» THE INPUT
■ ■ ■ ■

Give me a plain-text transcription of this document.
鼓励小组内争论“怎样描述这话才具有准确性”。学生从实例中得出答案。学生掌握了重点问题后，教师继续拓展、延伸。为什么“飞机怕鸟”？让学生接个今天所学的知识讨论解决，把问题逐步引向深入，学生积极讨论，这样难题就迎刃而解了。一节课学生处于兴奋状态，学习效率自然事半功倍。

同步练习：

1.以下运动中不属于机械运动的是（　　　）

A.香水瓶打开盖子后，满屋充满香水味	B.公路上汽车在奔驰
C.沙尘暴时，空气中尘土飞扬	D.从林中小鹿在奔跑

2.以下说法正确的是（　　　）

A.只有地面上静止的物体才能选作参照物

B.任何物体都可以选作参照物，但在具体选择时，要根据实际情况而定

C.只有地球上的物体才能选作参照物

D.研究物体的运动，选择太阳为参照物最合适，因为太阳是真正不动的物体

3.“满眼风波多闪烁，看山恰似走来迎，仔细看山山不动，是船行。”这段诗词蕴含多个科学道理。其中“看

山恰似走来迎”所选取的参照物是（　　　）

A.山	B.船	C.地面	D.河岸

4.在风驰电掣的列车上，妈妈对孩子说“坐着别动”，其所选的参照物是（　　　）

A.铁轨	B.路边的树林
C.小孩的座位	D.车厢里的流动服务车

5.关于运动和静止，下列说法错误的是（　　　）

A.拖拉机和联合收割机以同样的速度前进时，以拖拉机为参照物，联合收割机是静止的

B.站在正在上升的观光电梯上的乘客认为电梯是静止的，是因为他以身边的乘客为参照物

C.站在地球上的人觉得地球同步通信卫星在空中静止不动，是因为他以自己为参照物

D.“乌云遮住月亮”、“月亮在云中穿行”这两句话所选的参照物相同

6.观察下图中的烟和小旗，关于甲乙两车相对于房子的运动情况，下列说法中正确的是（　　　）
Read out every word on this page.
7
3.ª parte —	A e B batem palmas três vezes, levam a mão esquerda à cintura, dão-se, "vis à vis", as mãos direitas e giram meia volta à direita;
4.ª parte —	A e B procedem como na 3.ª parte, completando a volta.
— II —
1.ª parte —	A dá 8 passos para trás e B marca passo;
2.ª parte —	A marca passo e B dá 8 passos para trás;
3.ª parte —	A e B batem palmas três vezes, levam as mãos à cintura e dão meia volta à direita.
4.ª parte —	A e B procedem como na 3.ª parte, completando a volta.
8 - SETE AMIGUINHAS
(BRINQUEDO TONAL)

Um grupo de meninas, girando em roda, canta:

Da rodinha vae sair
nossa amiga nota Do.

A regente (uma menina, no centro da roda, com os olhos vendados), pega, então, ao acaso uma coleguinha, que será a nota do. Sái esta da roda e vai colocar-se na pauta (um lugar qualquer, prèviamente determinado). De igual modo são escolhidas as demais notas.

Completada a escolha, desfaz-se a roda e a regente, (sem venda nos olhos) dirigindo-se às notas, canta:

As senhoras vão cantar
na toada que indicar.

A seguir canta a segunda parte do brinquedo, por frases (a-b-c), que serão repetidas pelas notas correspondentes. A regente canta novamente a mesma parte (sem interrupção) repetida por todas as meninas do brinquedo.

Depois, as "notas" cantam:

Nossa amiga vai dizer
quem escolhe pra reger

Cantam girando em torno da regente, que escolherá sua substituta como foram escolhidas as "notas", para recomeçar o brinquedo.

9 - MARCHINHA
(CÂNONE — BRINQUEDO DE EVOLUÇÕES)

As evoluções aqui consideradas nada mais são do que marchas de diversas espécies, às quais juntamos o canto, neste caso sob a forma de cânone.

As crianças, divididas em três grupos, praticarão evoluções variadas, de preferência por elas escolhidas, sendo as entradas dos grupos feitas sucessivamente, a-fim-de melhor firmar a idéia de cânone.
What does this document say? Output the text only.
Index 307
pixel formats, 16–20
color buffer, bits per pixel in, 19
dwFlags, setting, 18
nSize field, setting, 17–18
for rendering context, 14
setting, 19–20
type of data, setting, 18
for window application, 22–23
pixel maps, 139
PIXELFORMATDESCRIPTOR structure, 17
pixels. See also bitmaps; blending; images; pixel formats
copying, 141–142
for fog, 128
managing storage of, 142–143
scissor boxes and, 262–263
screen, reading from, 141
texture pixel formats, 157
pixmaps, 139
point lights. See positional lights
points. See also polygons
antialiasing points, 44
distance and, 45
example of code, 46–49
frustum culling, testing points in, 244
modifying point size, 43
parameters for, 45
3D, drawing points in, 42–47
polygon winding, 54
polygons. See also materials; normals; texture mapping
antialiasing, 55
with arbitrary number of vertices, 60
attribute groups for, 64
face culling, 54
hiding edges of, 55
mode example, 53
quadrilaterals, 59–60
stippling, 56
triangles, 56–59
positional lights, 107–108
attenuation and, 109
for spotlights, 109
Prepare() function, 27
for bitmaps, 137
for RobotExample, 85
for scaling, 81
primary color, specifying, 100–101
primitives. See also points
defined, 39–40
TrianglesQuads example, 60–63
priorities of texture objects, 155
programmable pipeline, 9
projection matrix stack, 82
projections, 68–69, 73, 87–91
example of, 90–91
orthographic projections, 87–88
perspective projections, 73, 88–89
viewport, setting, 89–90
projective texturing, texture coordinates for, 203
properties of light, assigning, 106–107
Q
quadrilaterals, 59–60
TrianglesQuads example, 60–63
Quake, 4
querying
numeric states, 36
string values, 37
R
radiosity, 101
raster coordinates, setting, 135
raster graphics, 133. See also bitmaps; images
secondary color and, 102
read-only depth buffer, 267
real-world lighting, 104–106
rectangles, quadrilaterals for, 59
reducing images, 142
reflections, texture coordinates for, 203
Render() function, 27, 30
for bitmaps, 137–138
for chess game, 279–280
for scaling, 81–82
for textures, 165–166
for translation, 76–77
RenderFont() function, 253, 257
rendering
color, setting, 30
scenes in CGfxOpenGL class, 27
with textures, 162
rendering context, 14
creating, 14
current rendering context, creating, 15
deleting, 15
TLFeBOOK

■ ■ ■ ■

» EXERCISE
Write down the full listing again, exactly.

» RESULT
Give me a plain-text transcription of this document.
鼓励小组内争论“怎样描述这话才具有准确性”。学生从实例中得出答案。学生掌握了重点问题后，教师继续拓展、延伸。为什么“飞机怕鸟”？让学生接个今天所学的知识讨论解决，把问题逐步引向深入，学生积极讨论，这样难题就迎刃而解了。一节课学生处于兴奋状态，学习效率自然事半功倍。

同步练习：

1.以下运动中不属于机械运动的是（　　　）

A.香水瓶打开盖子后，满屋充满香水味	B.公路上汽车在奔驰
C.沙尘暴时，空气中尘土飞扬	D.从林中小鹿在奔跑

2.以下说法正确的是（　　　）

A.只有地面上静止的物体才能选作参照物

B.任何物体都可以选作参照物，但在具体选择时，要根据实际情况而定

C.只有地球上的物体才能选作参照物

D.研究物体的运动，选择太阳为参照物最合适，因为太阳是真正不动的物体

3.“满眼风波多闪烁，看山恰似走来迎，仔细看山山不动，是船行。”这段诗词蕴含多个科学道理。其中“看

山恰似走来迎”所选取的参照物是（　　　）

A.山	B.船	C.地面	D.河岸

4.在风驰电掣的列车上，妈妈对孩子说“坐着别动”，其所选的参照物是（　　　）

A.铁轨	B.路边的树林
C.小孩的座位	D.车厢里的流动服务车

5.关于运动和静止，下列说法错误的是（　　　）

A.拖拉机和联合收割机以同样的速度前进时，以拖拉机为参照物，联合收割机是静止的

B.站在正在上升的观光电梯上的乘客认为电梯是静止的，是因为他以身边的乘客为参照物

C.站在地球上的人觉得地球同步通信卫星在空中静止不动，是因为他以自己为参照物

D.“乌云遮住月亮”、“月亮在云中穿行”这两句话所选的参照物相同

6.观察下图中的烟和小旗，关于甲乙两车相对于房子的运动情况，下列说法中正确的是（　　　）
Read out every word on this page.
7
3.ª parte —	A e B batem palmas três vezes, levam a mão esquerda à cintura, dão-se, "vis à vis", as mãos direitas e giram meia volta à direita;
4.ª parte —	A e B procedem como na 3.ª parte, completando a volta.
— II —
1.ª parte —	A dá 8 passos para trás e B marca passo;
2.ª parte —	A marca passo e B dá 8 passos para trás;
3.ª parte —	A e B batem palmas três vezes, levam as mãos à cintura e dão meia volta à direita.
4.ª parte —	A e B procedem como na 3.ª parte, completando a volta.
8 - SETE AMIGUINHAS
(BRINQUEDO TONAL)

Um grupo de meninas, girando em roda, canta:

Da rodinha vae sair
nossa amiga nota Do.

A regente (uma menina, no centro da roda, com os olhos vendados), pega, então, ao acaso uma coleguinha, que será a nota do. Sái esta da roda e vai colocar-se na pauta (um lugar qualquer, prèviamente determinado). De igual modo são escolhidas as demais notas.

Completada a escolha, desfaz-se a roda e a regente, (sem venda nos olhos) dirigindo-se às notas, canta:

As senhoras vão cantar
na toada que indicar.

A seguir canta a segunda parte do brinquedo, por frases (a-b-c), que serão repetidas pelas notas correspondentes. A regente canta novamente a mesma parte (sem interrupção) repetida por todas as meninas do brinquedo.

Depois, as "notas" cantam:

Nossa amiga vai dizer
quem escolhe pra reger

Cantam girando em torno da regente, que escolherá sua substituta como foram escolhidas as "notas", para recomeçar o brinquedo.

9 - MARCHINHA
(CÂNONE — BRINQUEDO DE EVOLUÇÕES)

As evoluções aqui consideradas nada mais são do que marchas de diversas espécies, às quais juntamos o canto, neste caso sob a forma de cânone.

As crianças, divididas em três grupos, praticarão evoluções variadas, de preferência por elas escolhidas, sendo as entradas dos grupos feitas sucessivamente, a-fim-de melhor firmar a idéia de cânone.
What does this document say? Output the text only.
Index 307
pixel formats, 16–20
color buffer, bits per pixel in, 19
dwFlags, setting, 18
nSize field, setting, 17–18
for rendering context, 14
setting, 19–20
type of data, setting, 18
for window application, 22–23
pixel maps, 139
PIXELFORMATDESCRIPTOR structure, 17
pixels. See also bitmaps; blending; images; pixel formats
copying, 141–142
for fog, 128
managing storage of, 142–143
scissor boxes and, 262–263
screen, reading from, 141
texture pixel formats, 157
pixmaps, 139
point lights. See positional lights
points. See also polygons
antialiasing points, 44
distance and, 45
example of code, 46–49
frustum culling, testing points in, 244
modifying point size, 43
parameters for, 45
3D, drawing points in, 42–47
polygon winding, 54
polygons. See also materials; normals; texture mapping
antialiasing, 55
with arbitrary number of vertices, 60
attribute groups for, 64
face culling, 54
hiding edges of, 55
mode example, 53
quadrilaterals, 59–60
stippling, 56
triangles, 56–59
positional lights, 107–108
attenuation and, 109
for spotlights, 109
Prepare() function, 27
for bitmaps, 137
for RobotExample, 85
for scaling, 81
primary color, specifying, 100–101
primitives. See also points
defined, 39–40
TrianglesQuads example, 60–63
priorities of texture objects, 155
programmable pipeline, 9
projection matrix stack, 82
projections, 68–69, 73, 87–91
example of, 90–91
orthographic projections, 87–88
perspective projections, 73, 88–89
viewport, setting, 89–90
projective texturing, texture coordinates for, 203
properties of light, assigning, 106–107
Q
quadrilaterals, 59–60
TrianglesQuads example, 60–63
Quake, 4
querying
numeric states, 36
string values, 37
R
radiosity, 101
raster coordinates, setting, 135
raster graphics, 133. See also bitmaps; images
secondary color and, 102
read-only depth buffer, 267
real-world lighting, 104–106
rectangles, quadrilaterals for, 59
reducing images, 142
reflections, texture coordinates for, 203
Render() function, 27, 30
for bitmaps, 137–138
for chess game, 279–280
for scaling, 81–82
for textures, 165–166
for translation, 76–77
RenderFont() function, 253, 257
rendering
color, setting, 30
scenes in CGfxOpenGL class, 27
with textures, 162
rendering context, 14
creating, 14
current rendering context, creating, 15
deleting, 15
TLFeBOOK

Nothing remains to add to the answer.